* **Task goal**
Your task is to write out the complete listing exactly as it is shown.

* **Extracted data entries**
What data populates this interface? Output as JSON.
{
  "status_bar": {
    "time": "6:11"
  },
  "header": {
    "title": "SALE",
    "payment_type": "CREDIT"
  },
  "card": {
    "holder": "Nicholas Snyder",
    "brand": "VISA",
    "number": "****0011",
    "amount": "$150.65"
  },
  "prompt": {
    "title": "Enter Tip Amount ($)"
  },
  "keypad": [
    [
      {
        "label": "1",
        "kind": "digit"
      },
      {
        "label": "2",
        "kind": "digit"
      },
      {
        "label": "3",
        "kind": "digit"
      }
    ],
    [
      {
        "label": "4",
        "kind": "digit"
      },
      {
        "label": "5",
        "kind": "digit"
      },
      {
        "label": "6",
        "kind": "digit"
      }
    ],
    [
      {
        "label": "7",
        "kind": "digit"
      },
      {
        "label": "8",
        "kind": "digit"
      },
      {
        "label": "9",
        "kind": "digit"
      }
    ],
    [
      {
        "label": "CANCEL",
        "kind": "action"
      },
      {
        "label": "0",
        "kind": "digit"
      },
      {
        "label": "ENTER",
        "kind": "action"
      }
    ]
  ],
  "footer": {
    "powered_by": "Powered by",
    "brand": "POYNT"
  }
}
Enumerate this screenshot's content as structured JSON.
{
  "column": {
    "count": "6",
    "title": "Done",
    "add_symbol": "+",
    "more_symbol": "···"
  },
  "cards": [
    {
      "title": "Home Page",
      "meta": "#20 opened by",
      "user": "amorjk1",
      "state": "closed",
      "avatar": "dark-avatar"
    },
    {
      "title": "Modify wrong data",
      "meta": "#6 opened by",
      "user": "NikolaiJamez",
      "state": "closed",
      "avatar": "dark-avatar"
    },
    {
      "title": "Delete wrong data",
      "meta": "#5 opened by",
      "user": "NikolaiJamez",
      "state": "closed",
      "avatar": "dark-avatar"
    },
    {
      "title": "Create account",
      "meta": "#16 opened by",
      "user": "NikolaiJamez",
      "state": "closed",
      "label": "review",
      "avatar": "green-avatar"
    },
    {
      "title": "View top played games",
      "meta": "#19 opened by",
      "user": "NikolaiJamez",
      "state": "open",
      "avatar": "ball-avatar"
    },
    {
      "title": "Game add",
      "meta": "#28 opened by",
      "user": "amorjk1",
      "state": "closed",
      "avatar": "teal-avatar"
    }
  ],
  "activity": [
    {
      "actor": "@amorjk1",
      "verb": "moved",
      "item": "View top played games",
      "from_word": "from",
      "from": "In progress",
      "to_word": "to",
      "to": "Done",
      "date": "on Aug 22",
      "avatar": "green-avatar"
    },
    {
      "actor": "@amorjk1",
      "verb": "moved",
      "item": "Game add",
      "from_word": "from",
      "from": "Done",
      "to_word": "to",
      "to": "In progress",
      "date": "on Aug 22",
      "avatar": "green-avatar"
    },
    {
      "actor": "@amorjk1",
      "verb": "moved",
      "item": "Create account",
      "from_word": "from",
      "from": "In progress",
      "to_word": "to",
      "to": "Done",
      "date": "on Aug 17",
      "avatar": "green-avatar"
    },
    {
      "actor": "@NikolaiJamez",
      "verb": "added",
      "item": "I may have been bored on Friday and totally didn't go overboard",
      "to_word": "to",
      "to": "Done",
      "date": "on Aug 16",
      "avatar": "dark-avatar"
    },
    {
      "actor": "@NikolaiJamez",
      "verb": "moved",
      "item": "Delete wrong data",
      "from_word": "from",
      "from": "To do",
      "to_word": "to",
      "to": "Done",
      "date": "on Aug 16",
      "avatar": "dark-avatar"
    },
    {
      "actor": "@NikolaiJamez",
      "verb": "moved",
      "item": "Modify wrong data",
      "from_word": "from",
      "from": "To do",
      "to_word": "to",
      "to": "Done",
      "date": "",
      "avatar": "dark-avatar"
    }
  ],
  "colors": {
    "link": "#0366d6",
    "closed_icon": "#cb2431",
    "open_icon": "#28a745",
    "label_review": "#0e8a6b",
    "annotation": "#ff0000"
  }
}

* **Answer to the exercise**
What data populates this interface? Output as JSON.
{
  "status_bar": {
    "time": "6:11"
  },
  "header": {
    "title": "SALE",
    "payment_type": "CREDIT"
  },
  "card": {
    "holder": "Nicholas Snyder",
    "brand": "VISA",
    "number": "****0011",
    "amount": "$150.65"
  },
  "prompt": {
    "title": "Enter Tip Amount ($)"
  },
  "keypad": [
    [
      {
        "label": "1",
        "kind": "digit"
      },
      {
        "label": "2",
        "kind": "digit"
      },
      {
        "label": "3",
        "kind": "digit"
      }
    ],
    [
      {
        "label": "4",
        "kind": "digit"
      },
      {
        "label": "5",
        "kind": "digit"
      },
      {
        "label": "6",
        "kind": "digit"
      }
    ],
    [
      {
        "label": "7",
        "kind": "digit"
      },
      {
        "label": "8",
        "kind": "digit"
      },
      {
        "label": "9",
        "kind": "digit"
      }
    ],
    [
      {
        "label": "CANCEL",
        "kind": "action"
      },
      {
        "label": "0",
        "kind": "digit"
      },
      {
        "label": "ENTER",
        "kind": "action"
      }
    ]
  ],
  "footer": {
    "powered_by": "Powered by",
    "brand": "POYNT"
  }
}
Enumerate this screenshot's content as structured JSON.
{
  "column": {
    "count": "6",
    "title": "Done",
    "add_symbol": "+",
    "more_symbol": "···"
  },
  "cards": [
    {
      "title": "Home Page",
      "meta": "#20 opened by",
      "user": "amorjk1",
      "state": "closed",
      "avatar": "dark-avatar"
    },
    {
      "title": "Modify wrong data",
      "meta": "#6 opened by",
      "user": "NikolaiJamez",
      "state": "closed",
      "avatar": "dark-avatar"
    },
    {
      "title": "Delete wrong data",
      "meta": "#5 opened by",
      "user": "NikolaiJamez",
      "state": "closed",
      "avatar": "dark-avatar"
    },
    {
      "title": "Create account",
      "meta": "#16 opened by",
      "user": "NikolaiJamez",
      "state": "closed",
      "label": "review",
      "avatar": "green-avatar"
    },
    {
      "title": "View top played games",
      "meta": "#19 opened by",
      "user": "NikolaiJamez",
      "state": "open",
      "avatar": "ball-avatar"
    },
    {
      "title": "Game add",
      "meta": "#28 opened by",
      "user": "amorjk1",
      "state": "closed",
      "avatar": "teal-avatar"
    }
  ],
  "activity": [
    {
      "actor": "@amorjk1",
      "verb": "moved",
      "item": "View top played games",
      "from_word": "from",
      "from": "In progress",
      "to_word": "to",
      "to": "Done",
      "date": "on Aug 22",
      "avatar": "green-avatar"
    },
    {
      "actor": "@amorjk1",
      "verb": "moved",
      "item": "Game add",
      "from_word": "from",
      "from": "Done",
      "to_word": "to",
      "to": "In progress",
      "date": "on Aug 22",
      "avatar": "green-avatar"
    },
    {
      "actor": "@amorjk1",
      "verb": "moved",
      "item": "Create account",
      "from_word": "from",
      "from": "In progress",
      "to_word": "to",
      "to": "Done",
      "date": "on Aug 17",
      "avatar": "green-avatar"
    },
    {
      "actor": "@NikolaiJamez",
      "verb": "added",
      "item": "I may have been bored on Friday and totally didn't go overboard",
      "to_word": "to",
      "to": "Done",
      "date": "on Aug 16",
      "avatar": "dark-avatar"
    },
    {
      "actor": "@NikolaiJamez",
      "verb": "moved",
      "item": "Delete wrong data",
      "from_word": "from",
      "from": "To do",
      "to_word": "to",
      "to": "Done",
      "date": "on Aug 16",
      "avatar": "dark-avatar"
    },
    {
      "actor": "@NikolaiJamez",
      "verb": "moved",
      "item": "Modify wrong data",
      "from_word": "from",
      "from": "To do",
      "to_word": "to",
      "to": "Done",
      "date": "",
      "avatar": "dark-avatar"
    }
  ],
  "colors": {
    "link": "#0366d6",
    "closed_icon": "#cb2431",
    "open_icon": "#28a745",
    "label_review": "#0e8a6b",
    "annotation": "#ff0000"
  }
}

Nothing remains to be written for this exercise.